→ **RECORDED DATA**
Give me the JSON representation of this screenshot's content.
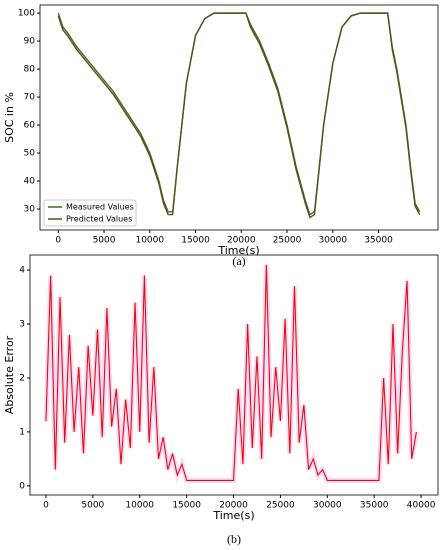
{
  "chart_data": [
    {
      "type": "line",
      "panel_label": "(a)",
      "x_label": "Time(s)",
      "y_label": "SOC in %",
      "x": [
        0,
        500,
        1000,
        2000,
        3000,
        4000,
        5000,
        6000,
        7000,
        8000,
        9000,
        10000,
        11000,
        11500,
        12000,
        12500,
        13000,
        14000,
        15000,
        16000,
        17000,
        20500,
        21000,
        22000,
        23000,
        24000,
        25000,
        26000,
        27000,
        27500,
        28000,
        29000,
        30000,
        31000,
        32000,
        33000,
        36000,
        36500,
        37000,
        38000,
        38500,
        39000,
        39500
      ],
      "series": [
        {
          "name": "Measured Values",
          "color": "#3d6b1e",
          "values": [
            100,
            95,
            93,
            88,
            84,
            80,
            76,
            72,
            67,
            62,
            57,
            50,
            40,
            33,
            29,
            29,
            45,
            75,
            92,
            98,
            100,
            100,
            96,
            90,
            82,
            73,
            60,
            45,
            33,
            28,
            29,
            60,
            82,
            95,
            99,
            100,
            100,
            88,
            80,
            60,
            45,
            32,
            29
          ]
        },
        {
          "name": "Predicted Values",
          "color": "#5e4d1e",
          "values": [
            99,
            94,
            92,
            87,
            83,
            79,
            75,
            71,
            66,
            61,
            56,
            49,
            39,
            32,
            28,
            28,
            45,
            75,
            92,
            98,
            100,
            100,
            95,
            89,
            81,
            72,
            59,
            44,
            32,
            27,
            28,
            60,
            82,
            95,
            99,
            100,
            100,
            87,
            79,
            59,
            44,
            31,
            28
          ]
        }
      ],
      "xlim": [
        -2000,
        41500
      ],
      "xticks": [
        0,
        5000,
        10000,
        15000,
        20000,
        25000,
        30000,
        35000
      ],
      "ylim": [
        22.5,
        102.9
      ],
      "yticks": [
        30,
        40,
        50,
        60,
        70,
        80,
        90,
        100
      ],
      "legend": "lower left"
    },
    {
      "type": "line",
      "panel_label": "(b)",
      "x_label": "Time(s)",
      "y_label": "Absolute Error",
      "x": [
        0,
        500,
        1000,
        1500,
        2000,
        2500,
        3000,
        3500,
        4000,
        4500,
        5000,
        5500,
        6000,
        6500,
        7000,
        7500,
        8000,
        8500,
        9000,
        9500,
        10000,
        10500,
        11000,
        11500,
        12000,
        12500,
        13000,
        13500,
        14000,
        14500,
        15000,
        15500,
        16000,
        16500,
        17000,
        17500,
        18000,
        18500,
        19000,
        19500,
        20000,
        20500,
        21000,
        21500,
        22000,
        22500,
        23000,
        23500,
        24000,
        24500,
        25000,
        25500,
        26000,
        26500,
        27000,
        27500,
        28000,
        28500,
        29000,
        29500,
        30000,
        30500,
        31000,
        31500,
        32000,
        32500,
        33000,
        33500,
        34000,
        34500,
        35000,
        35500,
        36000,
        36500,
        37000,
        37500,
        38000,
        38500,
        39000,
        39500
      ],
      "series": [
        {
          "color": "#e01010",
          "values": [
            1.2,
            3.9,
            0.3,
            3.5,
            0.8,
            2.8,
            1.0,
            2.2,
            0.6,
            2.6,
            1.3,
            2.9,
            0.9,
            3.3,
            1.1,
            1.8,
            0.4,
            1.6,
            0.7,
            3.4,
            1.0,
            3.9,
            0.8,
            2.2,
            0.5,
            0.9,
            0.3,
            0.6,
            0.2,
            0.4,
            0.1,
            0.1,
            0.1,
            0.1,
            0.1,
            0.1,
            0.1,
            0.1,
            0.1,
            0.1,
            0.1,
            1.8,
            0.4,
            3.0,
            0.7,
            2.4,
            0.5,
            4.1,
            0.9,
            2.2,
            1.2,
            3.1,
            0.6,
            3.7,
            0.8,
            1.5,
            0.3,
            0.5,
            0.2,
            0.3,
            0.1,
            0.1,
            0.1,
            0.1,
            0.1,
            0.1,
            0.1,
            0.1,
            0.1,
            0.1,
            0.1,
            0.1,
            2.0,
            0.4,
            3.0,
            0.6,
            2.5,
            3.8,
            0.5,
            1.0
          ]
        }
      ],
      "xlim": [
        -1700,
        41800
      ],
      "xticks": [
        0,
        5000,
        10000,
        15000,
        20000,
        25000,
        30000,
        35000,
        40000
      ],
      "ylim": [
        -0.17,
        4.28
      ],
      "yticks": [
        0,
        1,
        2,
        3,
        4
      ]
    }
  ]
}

* * *

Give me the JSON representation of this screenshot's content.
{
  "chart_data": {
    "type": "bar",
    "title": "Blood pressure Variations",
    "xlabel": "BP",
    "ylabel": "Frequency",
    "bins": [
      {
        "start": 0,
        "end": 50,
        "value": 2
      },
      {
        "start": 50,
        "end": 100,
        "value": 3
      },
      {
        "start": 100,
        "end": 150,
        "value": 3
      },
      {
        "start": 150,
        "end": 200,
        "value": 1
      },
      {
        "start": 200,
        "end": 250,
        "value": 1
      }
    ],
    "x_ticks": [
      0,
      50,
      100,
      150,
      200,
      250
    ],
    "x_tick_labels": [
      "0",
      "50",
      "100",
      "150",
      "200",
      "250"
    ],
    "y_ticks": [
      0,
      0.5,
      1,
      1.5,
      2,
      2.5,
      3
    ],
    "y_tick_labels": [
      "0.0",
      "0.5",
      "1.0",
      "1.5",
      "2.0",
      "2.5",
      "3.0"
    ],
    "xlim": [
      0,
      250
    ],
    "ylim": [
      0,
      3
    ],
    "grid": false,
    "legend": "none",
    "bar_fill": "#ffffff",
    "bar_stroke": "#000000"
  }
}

→ **GOAL OF THE EXERCISE**
Pull every line containing "color" out of the data above.

→ **RESULT OF THIS EXERCISE**
          "color": "#3d6b1e",
          "color": "#5e4d1e",
          "color": "#e01010",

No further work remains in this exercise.